+++ Data in this exercise +++
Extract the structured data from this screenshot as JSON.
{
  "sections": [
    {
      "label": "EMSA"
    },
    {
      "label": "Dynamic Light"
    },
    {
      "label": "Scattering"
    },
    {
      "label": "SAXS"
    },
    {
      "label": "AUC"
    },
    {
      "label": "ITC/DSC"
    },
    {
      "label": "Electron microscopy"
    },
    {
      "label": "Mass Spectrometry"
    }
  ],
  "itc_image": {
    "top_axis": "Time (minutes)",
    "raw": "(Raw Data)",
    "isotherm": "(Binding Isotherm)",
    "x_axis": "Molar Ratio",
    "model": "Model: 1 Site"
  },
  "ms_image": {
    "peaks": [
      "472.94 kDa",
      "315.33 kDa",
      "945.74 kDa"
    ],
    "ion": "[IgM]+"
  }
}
+++
• _What you are asked to do_:
Quote every entry exactly.

• _Answer for this exercise_:
Extract the structured data from this screenshot as JSON.
{
  "sections": [
    {
      "label": "EMSA"
    },
    {
      "label": "Dynamic Light"
    },
    {
      "label": "Scattering"
    },
    {
      "label": "SAXS"
    },
    {
      "label": "AUC"
    },
    {
      "label": "ITC/DSC"
    },
    {
      "label": "Electron microscopy"
    },
    {
      "label": "Mass Spectrometry"
    }
  ],
  "itc_image": {
    "top_axis": "Time (minutes)",
    "raw": "(Raw Data)",
    "isotherm": "(Binding Isotherm)",
    "x_axis": "Molar Ratio",
    "model": "Model: 1 Site"
  },
  "ms_image": {
    "peaks": [
      "472.94 kDa",
      "315.33 kDa",
      "945.74 kDa"
    ],
    "ion": "[IgM]+"
  }
}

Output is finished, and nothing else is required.